*OBJECTIVE*: Omit all images. Write out the rest of the material exactly.

========

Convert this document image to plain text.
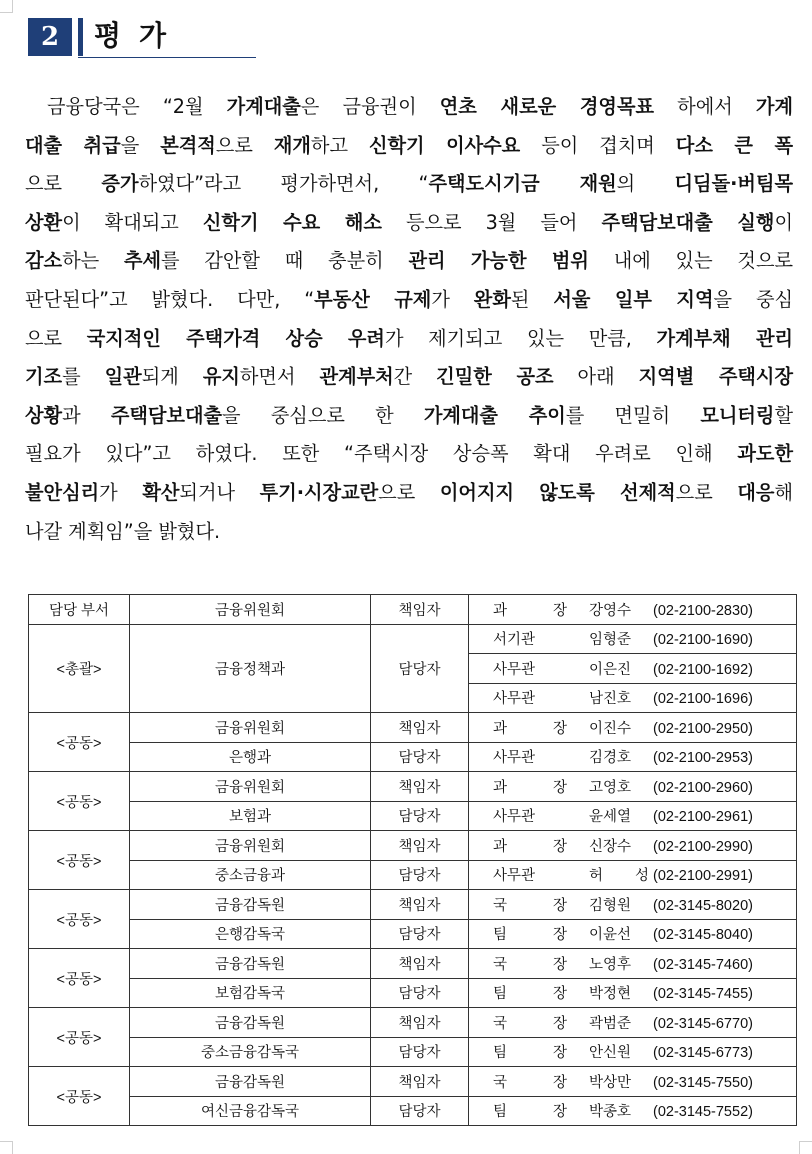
2	평가
금융당국은 “2월 가계대출은 금융권이 연초 새로운 경영목표 하에서 가계
대출 취급을 본격적으로 재개하고 신학기 이사수요 등이 겹치며 다소 큰 폭
으로 증가하였다”라고 평가하면서, “주택도시기금 재원의 디딤돌·버팀목
상환이 확대되고 신학기 수요 해소 등으로 3월 들어 주택담보대출 실행이
감소하는 추세를 감안할 때 충분히 관리 가능한 범위 내에 있는 것으로
판단된다”고 밝혔다. 다만, “부동산 규제가 완화된 서울 일부 지역을 중심
으로 국지적인 주택가격 상승 우려가 제기되고 있는 만큼, 가계부채 관리
기조를 일관되게 유지하면서 관계부처간 긴밀한 공조 아래 지역별 주택시장
상황과 주택담보대출을 중심으로 한 가계대출 추이를 면밀히 모니터링할
필요가 있다”고 하였다. 또한 “주택시장 상승폭 확대 우려로 인해 과도한
불안심리가 확산되거나 투기·시장교란으로 이어지지 않도록 선제적으로 대응해
나갈 계획임”을 밝혔다.
담당 부서	금융위원회	책임자	과 장 강영수 (02-2100-2830)
<총괄>	금융정책과	담당자	서기관 임형준 (02-2100-1690)
			사무관 이은진 (02-2100-1692)
			사무관 남진호 (02-2100-1696)
<공동>	금융위원회	책임자	과 장 이진수 (02-2100-2950)
	은행과	담당자	사무관 김경호 (02-2100-2953)
<공동>	금융위원회	책임자	과 장 고영호 (02-2100-2960)
	보험과	담당자	사무관 윤세열 (02-2100-2961)
<공동>	금융위원회	책임자	과 장 신장수 (02-2100-2990)
	중소금융과	담당자	사무관 허 성 (02-2100-2991)
<공동>	금융감독원	책임자	국 장 김형원 (02-3145-8020)
	은행감독국	담당자	팀 장 이윤선 (02-3145-8040)
<공동>	금융감독원	책임자	국 장 노영후 (02-3145-7460)
	보험감독국	담당자	팀 장 박정현 (02-3145-7455)
<공동>	금융감독원	책임자	국 장 곽범준 (02-3145-6770)
	중소금융감독국	담당자	팀 장 안신원 (02-3145-6773)
<공동>	금융감독원	책임자	국 장 박상만 (02-3145-7550)
	여신금융감독국	담당자	팀 장 박종호 (02-3145-7552)
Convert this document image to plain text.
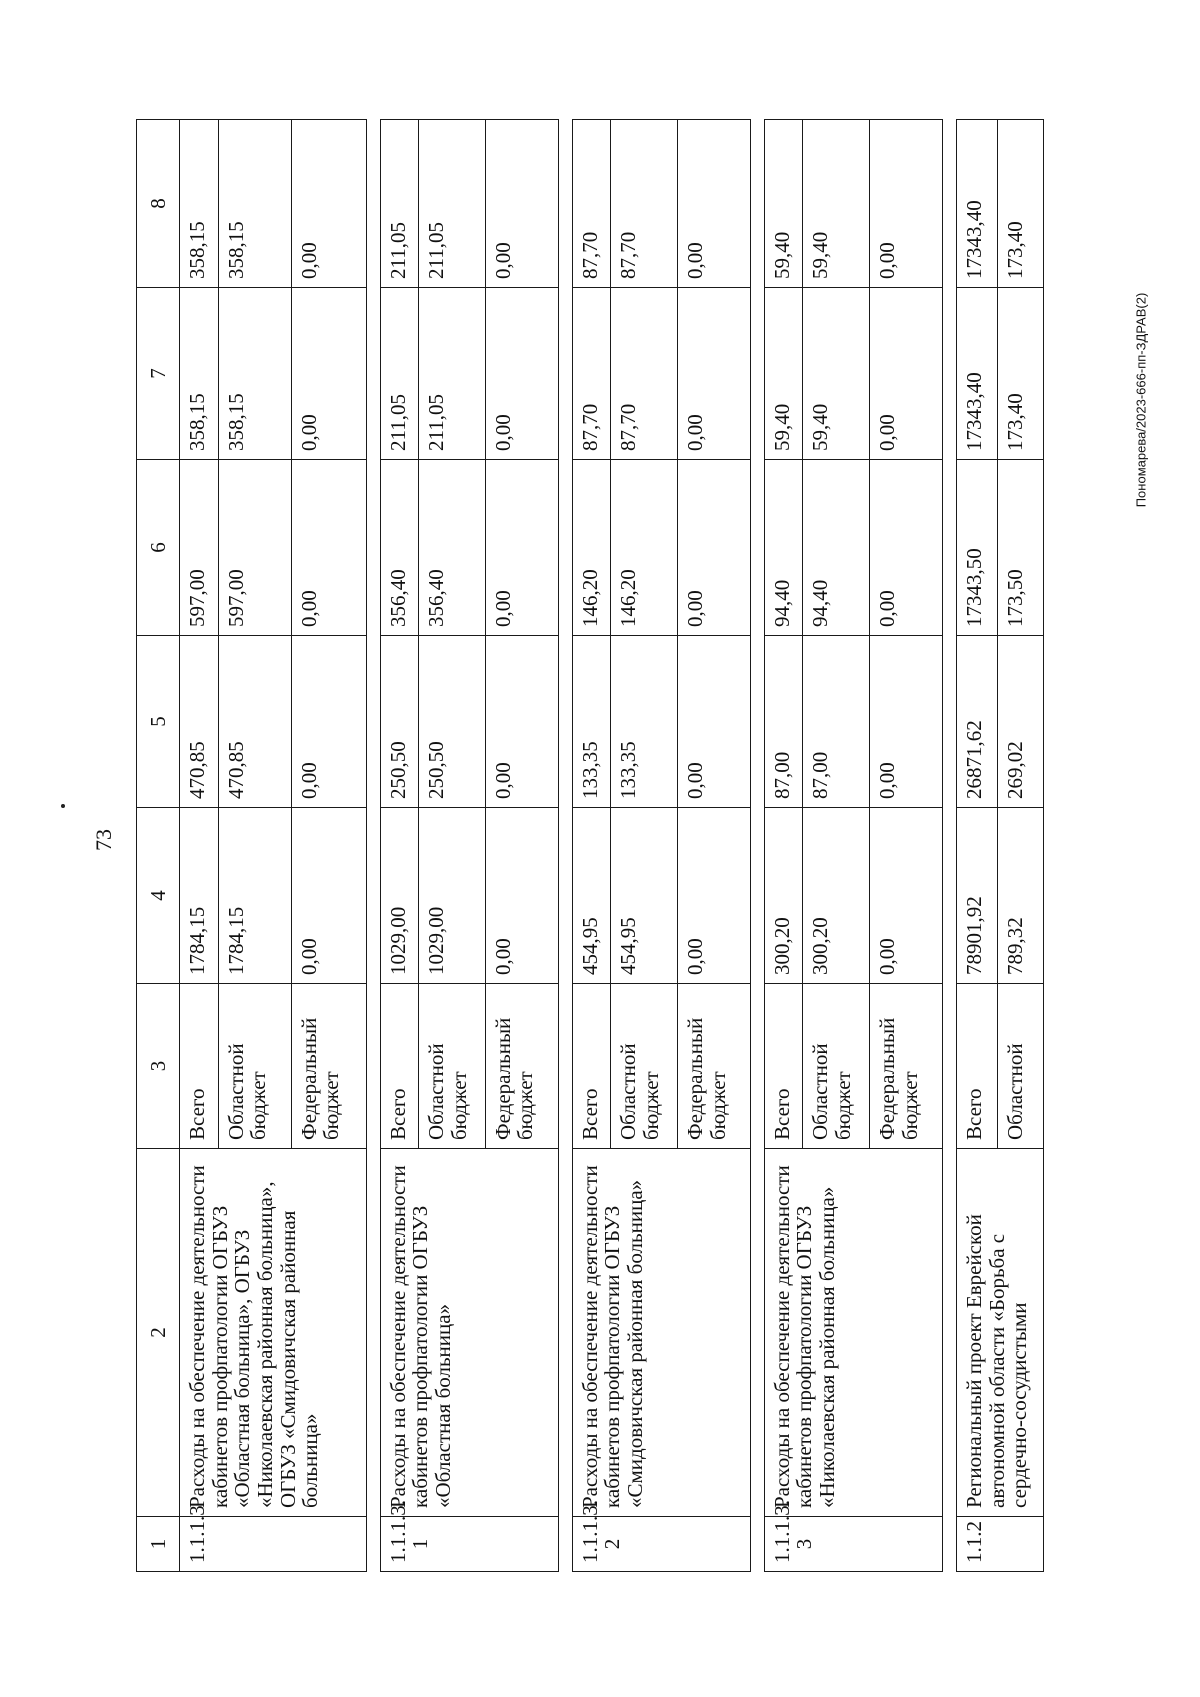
73
Пономарева/2023-666-пп-ЗДРАВ(2)
1	2	3	4	5	6	7	8
1.1.1.3	Расходы на обеспечение деятельности кабинетов профпатологии ОГБУЗ «Областная больница», ОГБУЗ «Николаевская районная больница», ОГБУЗ «Смидовичская районная больница»	Всего	1784,15	470,85	597,00	358,15	358,15
		Областной бюджет	1784,15	470,85	597,00	358,15	358,15
		Федеральный бюджет	0,00	0,00	0,00	0,00	0,00

1.1.1.3. 1	Расходы на обеспечение деятельности кабинетов профпатологии ОГБУЗ «Областная больница»	Всего	1029,00	250,50	356,40	211,05	211,05
		Областной бюджет	1029,00	250,50	356,40	211,05	211,05
		Федеральный бюджет	0,00	0,00	0,00	0,00	0,00

1.1.1.3. 2	Расходы на обеспечение деятельности кабинетов профпатологии ОГБУЗ «Смидовичская районная больница»	Всего	454,95	133,35	146,20	87,70	87,70
		Областной бюджет	454,95	133,35	146,20	87,70	87,70
		Федеральный бюджет	0,00	0,00	0,00	0,00	0,00

1.1.1.3. 3	Расходы на обеспечение деятельности кабинетов профпатологии ОГБУЗ «Николаевская районная больница»	Всего	300,20	87,00	94,40	59,40	59,40
		Областной бюджет	300,20	87,00	94,40	59,40	59,40
		Федеральный бюджет	0,00	0,00	0,00	0,00	0,00

1.1.2	Региональный проект Еврейской автономной области «Борьба с сердечно-сосудистыми	Всего	78901,92	26871,62	17343,50	17343,40	17343,40
		Областной	789,32	269,02	173,50	173,40	173,40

========

*THE OUTPUT*:
Convert this document image to plain text.
2	평가
금융당국은 “2월 가계대출은 금융권이 연초 새로운 경영목표 하에서 가계
대출 취급을 본격적으로 재개하고 신학기 이사수요 등이 겹치며 다소 큰 폭
으로 증가하였다”라고 평가하면서, “주택도시기금 재원의 디딤돌·버팀목
상환이 확대되고 신학기 수요 해소 등으로 3월 들어 주택담보대출 실행이
감소하는 추세를 감안할 때 충분히 관리 가능한 범위 내에 있는 것으로
판단된다”고 밝혔다. 다만, “부동산 규제가 완화된 서울 일부 지역을 중심
으로 국지적인 주택가격 상승 우려가 제기되고 있는 만큼, 가계부채 관리
기조를 일관되게 유지하면서 관계부처간 긴밀한 공조 아래 지역별 주택시장
상황과 주택담보대출을 중심으로 한 가계대출 추이를 면밀히 모니터링할
필요가 있다”고 하였다. 또한 “주택시장 상승폭 확대 우려로 인해 과도한
불안심리가 확산되거나 투기·시장교란으로 이어지지 않도록 선제적으로 대응해
나갈 계획임”을 밝혔다.
담당 부서	금융위원회	책임자	과 장 강영수 (02-2100-2830)
<총괄>	금융정책과	담당자	서기관 임형준 (02-2100-1690)
			사무관 이은진 (02-2100-1692)
			사무관 남진호 (02-2100-1696)
<공동>	금융위원회	책임자	과 장 이진수 (02-2100-2950)
	은행과	담당자	사무관 김경호 (02-2100-2953)
<공동>	금융위원회	책임자	과 장 고영호 (02-2100-2960)
	보험과	담당자	사무관 윤세열 (02-2100-2961)
<공동>	금융위원회	책임자	과 장 신장수 (02-2100-2990)
	중소금융과	담당자	사무관 허 성 (02-2100-2991)
<공동>	금융감독원	책임자	국 장 김형원 (02-3145-8020)
	은행감독국	담당자	팀 장 이윤선 (02-3145-8040)
<공동>	금융감독원	책임자	국 장 노영후 (02-3145-7460)
	보험감독국	담당자	팀 장 박정현 (02-3145-7455)
<공동>	금융감독원	책임자	국 장 곽범준 (02-3145-6770)
	중소금융감독국	담당자	팀 장 안신원 (02-3145-6773)
<공동>	금융감독원	책임자	국 장 박상만 (02-3145-7550)
	여신금융감독국	담당자	팀 장 박종호 (02-3145-7552)
Convert this document image to plain text.
73
Пономарева/2023-666-пп-ЗДРАВ(2)
1	2	3	4	5	6	7	8
1.1.1.3	Расходы на обеспечение деятельности кабинетов профпатологии ОГБУЗ «Областная больница», ОГБУЗ «Николаевская районная больница», ОГБУЗ «Смидовичская районная больница»	Всего	1784,15	470,85	597,00	358,15	358,15
		Областной бюджет	1784,15	470,85	597,00	358,15	358,15
		Федеральный бюджет	0,00	0,00	0,00	0,00	0,00

1.1.1.3. 1	Расходы на обеспечение деятельности кабинетов профпатологии ОГБУЗ «Областная больница»	Всего	1029,00	250,50	356,40	211,05	211,05
		Областной бюджет	1029,00	250,50	356,40	211,05	211,05
		Федеральный бюджет	0,00	0,00	0,00	0,00	0,00

1.1.1.3. 2	Расходы на обеспечение деятельности кабинетов профпатологии ОГБУЗ «Смидовичская районная больница»	Всего	454,95	133,35	146,20	87,70	87,70
		Областной бюджет	454,95	133,35	146,20	87,70	87,70
		Федеральный бюджет	0,00	0,00	0,00	0,00	0,00

1.1.1.3. 3	Расходы на обеспечение деятельности кабинетов профпатологии ОГБУЗ «Николаевская районная больница»	Всего	300,20	87,00	94,40	59,40	59,40
		Областной бюджет	300,20	87,00	94,40	59,40	59,40
		Федеральный бюджет	0,00	0,00	0,00	0,00	0,00

1.1.2	Региональный проект Еврейской автономной области «Борьба с сердечно-сосудистыми	Всего	78901,92	26871,62	17343,50	17343,40	17343,40
		Областной	789,32	269,02	173,50	173,40	173,40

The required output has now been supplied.